Direction → Look over the lines below. Report each one that includes the string "this".

Listed records →
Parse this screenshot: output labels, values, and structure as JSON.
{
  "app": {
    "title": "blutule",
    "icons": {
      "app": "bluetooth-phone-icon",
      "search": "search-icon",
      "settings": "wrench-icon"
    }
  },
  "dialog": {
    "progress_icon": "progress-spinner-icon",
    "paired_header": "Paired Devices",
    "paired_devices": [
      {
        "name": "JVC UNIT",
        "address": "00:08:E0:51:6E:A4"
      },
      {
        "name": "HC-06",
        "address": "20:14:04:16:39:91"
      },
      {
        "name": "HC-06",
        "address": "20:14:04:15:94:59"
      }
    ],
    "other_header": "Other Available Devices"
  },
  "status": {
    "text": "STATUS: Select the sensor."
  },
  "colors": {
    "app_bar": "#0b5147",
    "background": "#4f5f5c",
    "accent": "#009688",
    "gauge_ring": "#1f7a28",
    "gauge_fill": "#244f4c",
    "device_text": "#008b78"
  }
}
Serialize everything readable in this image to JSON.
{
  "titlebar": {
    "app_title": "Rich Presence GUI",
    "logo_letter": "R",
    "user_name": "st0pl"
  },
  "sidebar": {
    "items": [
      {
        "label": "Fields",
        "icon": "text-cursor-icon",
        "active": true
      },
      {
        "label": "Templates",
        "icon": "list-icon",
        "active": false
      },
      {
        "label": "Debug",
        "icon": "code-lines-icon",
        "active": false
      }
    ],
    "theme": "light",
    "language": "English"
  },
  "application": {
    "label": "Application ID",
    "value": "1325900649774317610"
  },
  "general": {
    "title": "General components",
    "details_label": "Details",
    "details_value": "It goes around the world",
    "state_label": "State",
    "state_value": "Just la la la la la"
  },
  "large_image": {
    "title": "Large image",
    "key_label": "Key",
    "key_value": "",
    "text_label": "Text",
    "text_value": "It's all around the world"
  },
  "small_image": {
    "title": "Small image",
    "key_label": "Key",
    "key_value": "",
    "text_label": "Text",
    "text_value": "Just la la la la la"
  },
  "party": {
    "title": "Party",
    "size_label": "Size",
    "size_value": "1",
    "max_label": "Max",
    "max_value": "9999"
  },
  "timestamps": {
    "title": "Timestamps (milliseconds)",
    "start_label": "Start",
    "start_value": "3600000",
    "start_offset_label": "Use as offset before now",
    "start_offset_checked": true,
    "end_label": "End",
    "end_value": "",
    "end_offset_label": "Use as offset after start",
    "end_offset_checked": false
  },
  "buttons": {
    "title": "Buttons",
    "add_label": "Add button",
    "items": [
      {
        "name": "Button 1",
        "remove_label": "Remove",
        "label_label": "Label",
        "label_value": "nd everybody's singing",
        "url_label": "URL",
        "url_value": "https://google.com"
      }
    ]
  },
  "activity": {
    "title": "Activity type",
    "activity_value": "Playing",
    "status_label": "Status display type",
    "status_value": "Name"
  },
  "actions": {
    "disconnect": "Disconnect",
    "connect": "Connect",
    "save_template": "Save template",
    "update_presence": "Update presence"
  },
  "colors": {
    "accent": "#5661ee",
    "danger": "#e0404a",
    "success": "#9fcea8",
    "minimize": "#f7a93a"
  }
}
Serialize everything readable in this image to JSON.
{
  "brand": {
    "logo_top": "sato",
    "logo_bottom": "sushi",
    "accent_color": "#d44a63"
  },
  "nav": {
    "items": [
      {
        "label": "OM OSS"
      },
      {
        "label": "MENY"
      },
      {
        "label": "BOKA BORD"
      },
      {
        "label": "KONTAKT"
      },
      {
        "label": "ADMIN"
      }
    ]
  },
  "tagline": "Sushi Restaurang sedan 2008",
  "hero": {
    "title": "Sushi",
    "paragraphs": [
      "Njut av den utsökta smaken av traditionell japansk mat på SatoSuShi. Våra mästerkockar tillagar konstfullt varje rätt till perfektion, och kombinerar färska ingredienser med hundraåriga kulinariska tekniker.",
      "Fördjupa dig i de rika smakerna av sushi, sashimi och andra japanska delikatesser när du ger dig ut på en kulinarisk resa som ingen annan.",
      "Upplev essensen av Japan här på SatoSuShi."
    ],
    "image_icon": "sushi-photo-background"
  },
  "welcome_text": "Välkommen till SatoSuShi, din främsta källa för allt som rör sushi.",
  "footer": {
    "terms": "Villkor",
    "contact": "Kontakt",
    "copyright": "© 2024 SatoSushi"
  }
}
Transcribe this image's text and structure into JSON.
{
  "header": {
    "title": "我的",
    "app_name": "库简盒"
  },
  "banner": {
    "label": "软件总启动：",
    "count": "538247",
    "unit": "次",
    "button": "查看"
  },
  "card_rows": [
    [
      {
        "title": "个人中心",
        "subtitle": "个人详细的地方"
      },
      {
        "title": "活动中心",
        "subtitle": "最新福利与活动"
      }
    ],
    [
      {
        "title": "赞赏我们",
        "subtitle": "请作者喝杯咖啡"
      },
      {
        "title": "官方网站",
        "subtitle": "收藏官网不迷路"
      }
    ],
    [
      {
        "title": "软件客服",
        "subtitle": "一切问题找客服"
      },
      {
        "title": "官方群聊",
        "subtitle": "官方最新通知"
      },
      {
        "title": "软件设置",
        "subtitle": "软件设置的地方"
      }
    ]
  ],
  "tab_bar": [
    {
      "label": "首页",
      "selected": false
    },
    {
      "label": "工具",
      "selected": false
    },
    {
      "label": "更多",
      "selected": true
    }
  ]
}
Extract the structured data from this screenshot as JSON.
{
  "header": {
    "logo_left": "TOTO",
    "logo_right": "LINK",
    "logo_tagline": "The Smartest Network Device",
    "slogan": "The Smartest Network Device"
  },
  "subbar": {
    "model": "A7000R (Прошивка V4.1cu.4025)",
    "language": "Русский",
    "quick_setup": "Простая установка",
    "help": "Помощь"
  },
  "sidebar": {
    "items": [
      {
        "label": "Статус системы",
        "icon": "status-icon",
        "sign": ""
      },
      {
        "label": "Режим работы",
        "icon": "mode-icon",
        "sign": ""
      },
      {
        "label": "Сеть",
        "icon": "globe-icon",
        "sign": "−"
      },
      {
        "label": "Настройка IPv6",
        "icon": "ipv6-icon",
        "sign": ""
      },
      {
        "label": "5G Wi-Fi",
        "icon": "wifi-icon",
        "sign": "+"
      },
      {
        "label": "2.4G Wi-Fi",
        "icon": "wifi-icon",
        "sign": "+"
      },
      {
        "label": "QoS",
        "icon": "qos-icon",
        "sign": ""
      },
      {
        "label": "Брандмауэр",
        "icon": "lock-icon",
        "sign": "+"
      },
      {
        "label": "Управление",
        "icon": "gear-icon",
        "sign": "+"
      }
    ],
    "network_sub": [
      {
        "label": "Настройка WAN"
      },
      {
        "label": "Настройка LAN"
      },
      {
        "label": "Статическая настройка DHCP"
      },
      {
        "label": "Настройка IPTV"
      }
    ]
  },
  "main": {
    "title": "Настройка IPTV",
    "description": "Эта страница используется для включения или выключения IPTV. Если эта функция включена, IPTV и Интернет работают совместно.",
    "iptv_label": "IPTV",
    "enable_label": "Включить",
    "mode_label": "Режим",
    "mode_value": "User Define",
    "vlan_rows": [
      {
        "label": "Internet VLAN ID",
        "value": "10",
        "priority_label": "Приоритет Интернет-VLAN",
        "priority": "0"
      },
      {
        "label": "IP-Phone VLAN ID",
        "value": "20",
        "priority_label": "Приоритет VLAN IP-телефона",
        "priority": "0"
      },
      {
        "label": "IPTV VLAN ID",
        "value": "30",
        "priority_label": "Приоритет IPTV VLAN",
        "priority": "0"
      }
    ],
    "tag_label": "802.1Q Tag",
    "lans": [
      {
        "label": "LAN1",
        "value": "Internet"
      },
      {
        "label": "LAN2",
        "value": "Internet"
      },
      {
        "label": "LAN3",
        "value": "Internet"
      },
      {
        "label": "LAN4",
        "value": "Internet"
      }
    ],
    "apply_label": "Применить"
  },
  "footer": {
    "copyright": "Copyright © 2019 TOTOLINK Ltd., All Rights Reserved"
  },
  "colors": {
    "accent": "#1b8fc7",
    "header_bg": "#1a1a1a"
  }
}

Full answer →
Parse this screenshot: output labels, values, and structure as JSON.
Serialize everything readable in this image to JSON.
Serialize everything readable in this image to JSON.
Transcribe this image's text and structure into JSON.
Extract the structured data from this screenshot as JSON.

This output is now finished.